= WRITTEN TASK =
Write the data out again exactly, dropping any images it holds.

= MATERIAL SUPPLIED =
★ ★ ★

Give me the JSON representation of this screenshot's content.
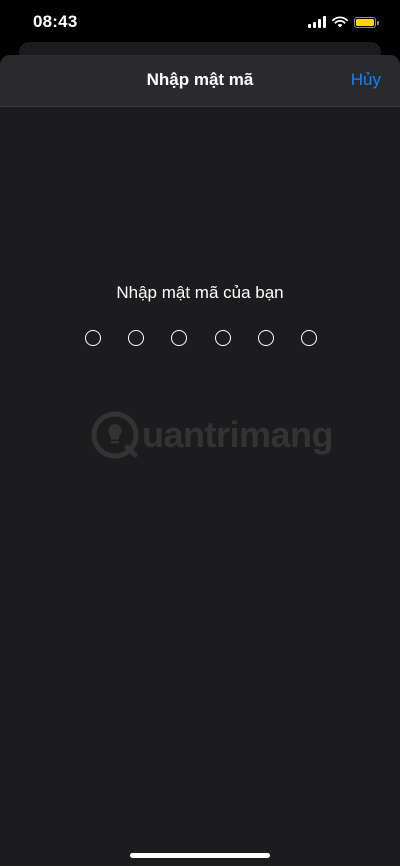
{
  "status_bar": {
    "time": "08:43",
    "battery_color": "#ffd60a"
  },
  "nav": {
    "title": "Nhập mật mã",
    "cancel_label": "Hủy",
    "accent_color": "#0a84ff"
  },
  "passcode": {
    "prompt": "Nhập mật mã của bạn",
    "digits_total": 6,
    "digits_entered": 0
  },
  "watermark": {
    "text": "uantrimang",
    "icon": "lightbulb-icon"
  }
}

★ ★ ★

= RESPONSE TO THIS TASK =
Give me the JSON representation of this screenshot's content.
{
  "status_bar": {
    "time": "08:43",
    "battery_color": "#ffd60a"
  },
  "nav": {
    "title": "Nhập mật mã",
    "cancel_label": "Hủy",
    "accent_color": "#0a84ff"
  },
  "passcode": {
    "prompt": "Nhập mật mã của bạn",
    "digits_total": 6,
    "digits_entered": 0
  },
  "watermark": {
    "text": "uantrimang",
    "icon": "lightbulb-icon"
  }
}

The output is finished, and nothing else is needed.